Every line that contains the word "indexed" should be copied.
== == ==
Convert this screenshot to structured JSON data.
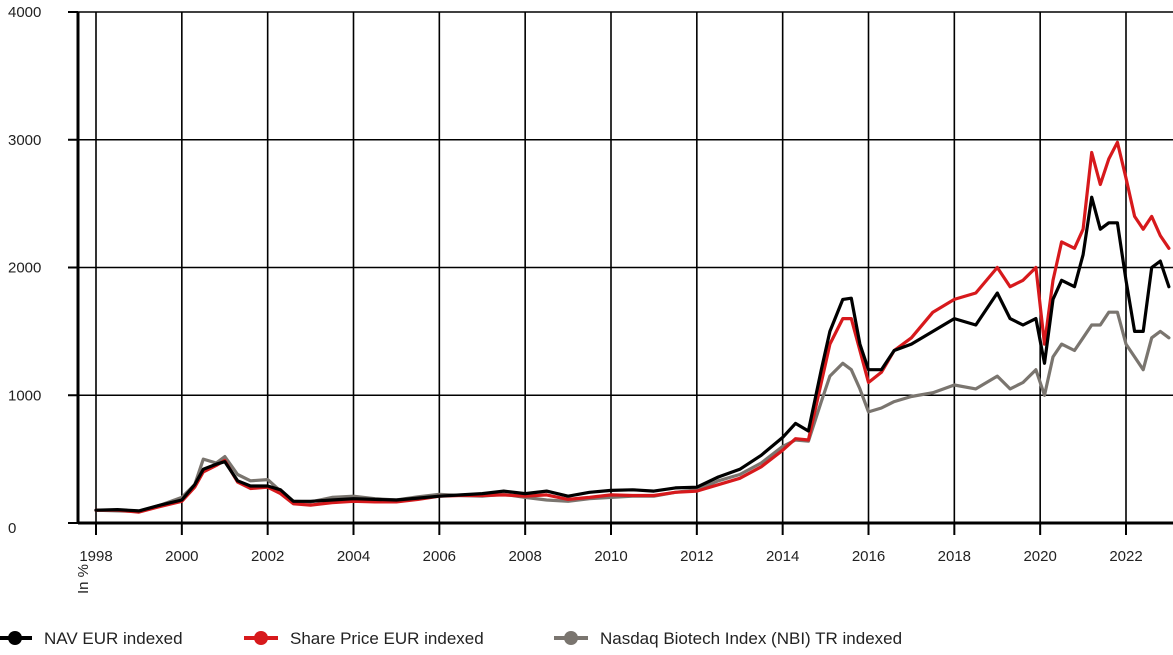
{
  "chart_data": {
    "type": "line",
    "ylabel": "In %",
    "ylim": [
      0,
      4000
    ],
    "yticks": [
      "0",
      "1000",
      "2000",
      "3000",
      "4000"
    ],
    "xticks": [
      "1998",
      "2000",
      "2002",
      "2004",
      "2006",
      "2008",
      "2010",
      "2012",
      "2014",
      "2016",
      "2018",
      "2020",
      "2022"
    ],
    "xlim": [
      1997.8,
      2023.0
    ],
    "grid": true,
    "legend_position": "bottom-left",
    "series": [
      {
        "name": "NAV EUR indexed",
        "color": "#000000",
        "points": [
          [
            1998.0,
            100
          ],
          [
            1998.5,
            105
          ],
          [
            1999.0,
            95
          ],
          [
            1999.5,
            140
          ],
          [
            2000.0,
            180
          ],
          [
            2000.3,
            300
          ],
          [
            2000.5,
            420
          ],
          [
            2000.8,
            460
          ],
          [
            2001.0,
            480
          ],
          [
            2001.3,
            330
          ],
          [
            2001.6,
            290
          ],
          [
            2002.0,
            290
          ],
          [
            2002.3,
            260
          ],
          [
            2002.6,
            170
          ],
          [
            2003.0,
            170
          ],
          [
            2003.5,
            180
          ],
          [
            2004.0,
            190
          ],
          [
            2004.5,
            185
          ],
          [
            2005.0,
            180
          ],
          [
            2005.5,
            195
          ],
          [
            2006.0,
            210
          ],
          [
            2006.5,
            220
          ],
          [
            2007.0,
            230
          ],
          [
            2007.5,
            250
          ],
          [
            2008.0,
            230
          ],
          [
            2008.5,
            250
          ],
          [
            2009.0,
            210
          ],
          [
            2009.5,
            240
          ],
          [
            2010.0,
            255
          ],
          [
            2010.5,
            260
          ],
          [
            2011.0,
            250
          ],
          [
            2011.5,
            275
          ],
          [
            2012.0,
            280
          ],
          [
            2012.5,
            360
          ],
          [
            2013.0,
            420
          ],
          [
            2013.5,
            530
          ],
          [
            2014.0,
            670
          ],
          [
            2014.3,
            780
          ],
          [
            2014.6,
            720
          ],
          [
            2014.9,
            1200
          ],
          [
            2015.1,
            1500
          ],
          [
            2015.4,
            1750
          ],
          [
            2015.6,
            1760
          ],
          [
            2015.8,
            1400
          ],
          [
            2016.0,
            1200
          ],
          [
            2016.3,
            1200
          ],
          [
            2016.6,
            1350
          ],
          [
            2017.0,
            1400
          ],
          [
            2017.5,
            1500
          ],
          [
            2018.0,
            1600
          ],
          [
            2018.5,
            1550
          ],
          [
            2019.0,
            1800
          ],
          [
            2019.3,
            1600
          ],
          [
            2019.6,
            1550
          ],
          [
            2019.9,
            1600
          ],
          [
            2020.1,
            1250
          ],
          [
            2020.3,
            1750
          ],
          [
            2020.5,
            1900
          ],
          [
            2020.8,
            1850
          ],
          [
            2021.0,
            2100
          ],
          [
            2021.2,
            2550
          ],
          [
            2021.4,
            2300
          ],
          [
            2021.6,
            2350
          ],
          [
            2021.8,
            2350
          ],
          [
            2022.0,
            1900
          ],
          [
            2022.2,
            1500
          ],
          [
            2022.4,
            1500
          ],
          [
            2022.6,
            2000
          ],
          [
            2022.8,
            2050
          ],
          [
            2023.0,
            1850
          ]
        ]
      },
      {
        "name": "Share Price EUR indexed",
        "color": "#d7191c",
        "points": [
          [
            1998.0,
            100
          ],
          [
            1998.5,
            100
          ],
          [
            1999.0,
            85
          ],
          [
            1999.5,
            130
          ],
          [
            2000.0,
            170
          ],
          [
            2000.3,
            280
          ],
          [
            2000.5,
            400
          ],
          [
            2000.8,
            450
          ],
          [
            2001.0,
            490
          ],
          [
            2001.3,
            320
          ],
          [
            2001.6,
            270
          ],
          [
            2002.0,
            280
          ],
          [
            2002.3,
            230
          ],
          [
            2002.6,
            150
          ],
          [
            2003.0,
            140
          ],
          [
            2003.5,
            160
          ],
          [
            2004.0,
            170
          ],
          [
            2004.5,
            165
          ],
          [
            2005.0,
            165
          ],
          [
            2005.5,
            185
          ],
          [
            2006.0,
            210
          ],
          [
            2006.5,
            215
          ],
          [
            2007.0,
            215
          ],
          [
            2007.5,
            220
          ],
          [
            2008.0,
            210
          ],
          [
            2008.5,
            220
          ],
          [
            2009.0,
            185
          ],
          [
            2009.5,
            200
          ],
          [
            2010.0,
            220
          ],
          [
            2010.5,
            215
          ],
          [
            2011.0,
            215
          ],
          [
            2011.5,
            240
          ],
          [
            2012.0,
            250
          ],
          [
            2012.5,
            300
          ],
          [
            2013.0,
            350
          ],
          [
            2013.5,
            440
          ],
          [
            2014.0,
            570
          ],
          [
            2014.3,
            660
          ],
          [
            2014.6,
            650
          ],
          [
            2014.9,
            1100
          ],
          [
            2015.1,
            1400
          ],
          [
            2015.4,
            1600
          ],
          [
            2015.6,
            1600
          ],
          [
            2015.8,
            1350
          ],
          [
            2016.0,
            1100
          ],
          [
            2016.3,
            1180
          ],
          [
            2016.6,
            1350
          ],
          [
            2017.0,
            1450
          ],
          [
            2017.5,
            1650
          ],
          [
            2018.0,
            1750
          ],
          [
            2018.5,
            1800
          ],
          [
            2019.0,
            2000
          ],
          [
            2019.3,
            1850
          ],
          [
            2019.6,
            1900
          ],
          [
            2019.9,
            2000
          ],
          [
            2020.1,
            1400
          ],
          [
            2020.3,
            1900
          ],
          [
            2020.5,
            2200
          ],
          [
            2020.8,
            2150
          ],
          [
            2021.0,
            2300
          ],
          [
            2021.2,
            2900
          ],
          [
            2021.4,
            2650
          ],
          [
            2021.6,
            2850
          ],
          [
            2021.8,
            2980
          ],
          [
            2022.0,
            2700
          ],
          [
            2022.2,
            2400
          ],
          [
            2022.4,
            2300
          ],
          [
            2022.6,
            2400
          ],
          [
            2022.8,
            2250
          ],
          [
            2023.0,
            2150
          ]
        ]
      },
      {
        "name": "Nasdaq Biotech Index (NBI) TR indexed",
        "color": "#7a756f",
        "points": [
          [
            1998.0,
            100
          ],
          [
            1998.5,
            95
          ],
          [
            1999.0,
            90
          ],
          [
            1999.5,
            140
          ],
          [
            2000.0,
            200
          ],
          [
            2000.3,
            300
          ],
          [
            2000.5,
            500
          ],
          [
            2000.8,
            470
          ],
          [
            2001.0,
            520
          ],
          [
            2001.3,
            380
          ],
          [
            2001.6,
            330
          ],
          [
            2002.0,
            340
          ],
          [
            2002.3,
            250
          ],
          [
            2002.6,
            170
          ],
          [
            2003.0,
            165
          ],
          [
            2003.5,
            200
          ],
          [
            2004.0,
            210
          ],
          [
            2004.5,
            190
          ],
          [
            2005.0,
            180
          ],
          [
            2005.5,
            205
          ],
          [
            2006.0,
            225
          ],
          [
            2006.5,
            215
          ],
          [
            2007.0,
            210
          ],
          [
            2007.5,
            225
          ],
          [
            2008.0,
            200
          ],
          [
            2008.5,
            180
          ],
          [
            2009.0,
            170
          ],
          [
            2009.5,
            190
          ],
          [
            2010.0,
            200
          ],
          [
            2010.5,
            210
          ],
          [
            2011.0,
            210
          ],
          [
            2011.5,
            240
          ],
          [
            2012.0,
            260
          ],
          [
            2012.5,
            330
          ],
          [
            2013.0,
            380
          ],
          [
            2013.5,
            470
          ],
          [
            2014.0,
            600
          ],
          [
            2014.3,
            650
          ],
          [
            2014.6,
            640
          ],
          [
            2014.9,
            950
          ],
          [
            2015.1,
            1150
          ],
          [
            2015.4,
            1250
          ],
          [
            2015.6,
            1200
          ],
          [
            2015.8,
            1050
          ],
          [
            2016.0,
            870
          ],
          [
            2016.3,
            900
          ],
          [
            2016.6,
            950
          ],
          [
            2017.0,
            990
          ],
          [
            2017.5,
            1020
          ],
          [
            2018.0,
            1080
          ],
          [
            2018.5,
            1050
          ],
          [
            2019.0,
            1150
          ],
          [
            2019.3,
            1050
          ],
          [
            2019.6,
            1100
          ],
          [
            2019.9,
            1200
          ],
          [
            2020.1,
            1000
          ],
          [
            2020.3,
            1300
          ],
          [
            2020.5,
            1400
          ],
          [
            2020.8,
            1350
          ],
          [
            2021.0,
            1450
          ],
          [
            2021.2,
            1550
          ],
          [
            2021.4,
            1550
          ],
          [
            2021.6,
            1650
          ],
          [
            2021.8,
            1650
          ],
          [
            2022.0,
            1400
          ],
          [
            2022.2,
            1300
          ],
          [
            2022.4,
            1200
          ],
          [
            2022.6,
            1450
          ],
          [
            2022.8,
            1500
          ],
          [
            2023.0,
            1450
          ]
        ]
      }
    ]
  }
}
== == ==
Reply to the exercise =
        "name": "NAV EUR indexed",
        "name": "Share Price EUR indexed",
        "name": "Nasdaq Biotech Index (NBI) TR indexed",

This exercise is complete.